Start of Record list

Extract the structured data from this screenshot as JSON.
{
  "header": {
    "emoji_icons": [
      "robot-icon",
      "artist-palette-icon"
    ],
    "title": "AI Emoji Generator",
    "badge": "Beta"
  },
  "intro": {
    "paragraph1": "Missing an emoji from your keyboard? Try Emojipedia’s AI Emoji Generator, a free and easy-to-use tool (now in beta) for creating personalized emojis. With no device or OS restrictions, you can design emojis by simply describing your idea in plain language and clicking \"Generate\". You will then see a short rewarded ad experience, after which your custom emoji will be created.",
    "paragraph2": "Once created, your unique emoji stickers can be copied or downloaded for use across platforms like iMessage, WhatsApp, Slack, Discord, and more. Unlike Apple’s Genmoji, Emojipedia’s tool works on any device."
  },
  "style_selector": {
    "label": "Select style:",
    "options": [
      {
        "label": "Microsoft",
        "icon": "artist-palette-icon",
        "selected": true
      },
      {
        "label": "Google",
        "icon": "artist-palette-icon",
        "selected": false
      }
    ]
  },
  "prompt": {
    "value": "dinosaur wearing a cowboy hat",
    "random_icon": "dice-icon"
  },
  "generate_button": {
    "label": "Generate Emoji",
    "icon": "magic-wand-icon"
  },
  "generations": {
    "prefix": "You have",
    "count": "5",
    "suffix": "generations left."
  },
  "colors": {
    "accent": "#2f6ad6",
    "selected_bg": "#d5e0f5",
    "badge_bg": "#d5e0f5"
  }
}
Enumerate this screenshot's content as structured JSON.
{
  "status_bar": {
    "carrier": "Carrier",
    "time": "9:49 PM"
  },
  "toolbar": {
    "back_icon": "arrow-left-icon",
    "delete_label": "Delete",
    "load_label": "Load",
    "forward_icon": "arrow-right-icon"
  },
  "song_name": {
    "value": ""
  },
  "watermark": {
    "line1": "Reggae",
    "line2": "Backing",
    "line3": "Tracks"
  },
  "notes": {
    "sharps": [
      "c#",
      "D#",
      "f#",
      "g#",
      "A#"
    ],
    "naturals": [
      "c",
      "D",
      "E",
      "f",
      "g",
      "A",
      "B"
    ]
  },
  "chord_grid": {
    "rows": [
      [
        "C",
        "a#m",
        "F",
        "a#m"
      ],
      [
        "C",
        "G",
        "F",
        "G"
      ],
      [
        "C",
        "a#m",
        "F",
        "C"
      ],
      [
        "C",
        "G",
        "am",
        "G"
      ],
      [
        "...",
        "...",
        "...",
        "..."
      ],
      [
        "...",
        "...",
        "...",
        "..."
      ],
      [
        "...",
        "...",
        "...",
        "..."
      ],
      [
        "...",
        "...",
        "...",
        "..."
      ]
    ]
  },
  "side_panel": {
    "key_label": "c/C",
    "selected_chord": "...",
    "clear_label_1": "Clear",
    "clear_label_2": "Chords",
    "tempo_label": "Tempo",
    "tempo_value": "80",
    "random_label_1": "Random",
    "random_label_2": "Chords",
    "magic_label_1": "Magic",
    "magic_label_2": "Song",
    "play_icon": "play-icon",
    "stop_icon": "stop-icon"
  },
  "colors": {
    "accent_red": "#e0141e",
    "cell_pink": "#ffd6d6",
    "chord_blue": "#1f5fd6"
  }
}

End of Record list

--- Written instruction ---
Give the entries once more, exactly as they appear.

--- The solution ---
Extract the structured data from this screenshot as JSON.
{
  "header": {
    "emoji_icons": [
      "robot-icon",
      "artist-palette-icon"
    ],
    "title": "AI Emoji Generator",
    "badge": "Beta"
  },
  "intro": {
    "paragraph1": "Missing an emoji from your keyboard? Try Emojipedia’s AI Emoji Generator, a free and easy-to-use tool (now in beta) for creating personalized emojis. With no device or OS restrictions, you can design emojis by simply describing your idea in plain language and clicking \"Generate\". You will then see a short rewarded ad experience, after which your custom emoji will be created.",
    "paragraph2": "Once created, your unique emoji stickers can be copied or downloaded for use across platforms like iMessage, WhatsApp, Slack, Discord, and more. Unlike Apple’s Genmoji, Emojipedia’s tool works on any device."
  },
  "style_selector": {
    "label": "Select style:",
    "options": [
      {
        "label": "Microsoft",
        "icon": "artist-palette-icon",
        "selected": true
      },
      {
        "label": "Google",
        "icon": "artist-palette-icon",
        "selected": false
      }
    ]
  },
  "prompt": {
    "value": "dinosaur wearing a cowboy hat",
    "random_icon": "dice-icon"
  },
  "generate_button": {
    "label": "Generate Emoji",
    "icon": "magic-wand-icon"
  },
  "generations": {
    "prefix": "You have",
    "count": "5",
    "suffix": "generations left."
  },
  "colors": {
    "accent": "#2f6ad6",
    "selected_bg": "#d5e0f5",
    "badge_bg": "#d5e0f5"
  }
}
Enumerate this screenshot's content as structured JSON.
{
  "status_bar": {
    "carrier": "Carrier",
    "time": "9:49 PM"
  },
  "toolbar": {
    "back_icon": "arrow-left-icon",
    "delete_label": "Delete",
    "load_label": "Load",
    "forward_icon": "arrow-right-icon"
  },
  "song_name": {
    "value": ""
  },
  "watermark": {
    "line1": "Reggae",
    "line2": "Backing",
    "line3": "Tracks"
  },
  "notes": {
    "sharps": [
      "c#",
      "D#",
      "f#",
      "g#",
      "A#"
    ],
    "naturals": [
      "c",
      "D",
      "E",
      "f",
      "g",
      "A",
      "B"
    ]
  },
  "chord_grid": {
    "rows": [
      [
        "C",
        "a#m",
        "F",
        "a#m"
      ],
      [
        "C",
        "G",
        "F",
        "G"
      ],
      [
        "C",
        "a#m",
        "F",
        "C"
      ],
      [
        "C",
        "G",
        "am",
        "G"
      ],
      [
        "...",
        "...",
        "...",
        "..."
      ],
      [
        "...",
        "...",
        "...",
        "..."
      ],
      [
        "...",
        "...",
        "...",
        "..."
      ],
      [
        "...",
        "...",
        "...",
        "..."
      ]
    ]
  },
  "side_panel": {
    "key_label": "c/C",
    "selected_chord": "...",
    "clear_label_1": "Clear",
    "clear_label_2": "Chords",
    "tempo_label": "Tempo",
    "tempo_value": "80",
    "random_label_1": "Random",
    "random_label_2": "Chords",
    "magic_label_1": "Magic",
    "magic_label_2": "Song",
    "play_icon": "play-icon",
    "stop_icon": "stop-icon"
  },
  "colors": {
    "accent_red": "#e0141e",
    "cell_pink": "#ffd6d6",
    "chord_blue": "#1f5fd6"
  }
}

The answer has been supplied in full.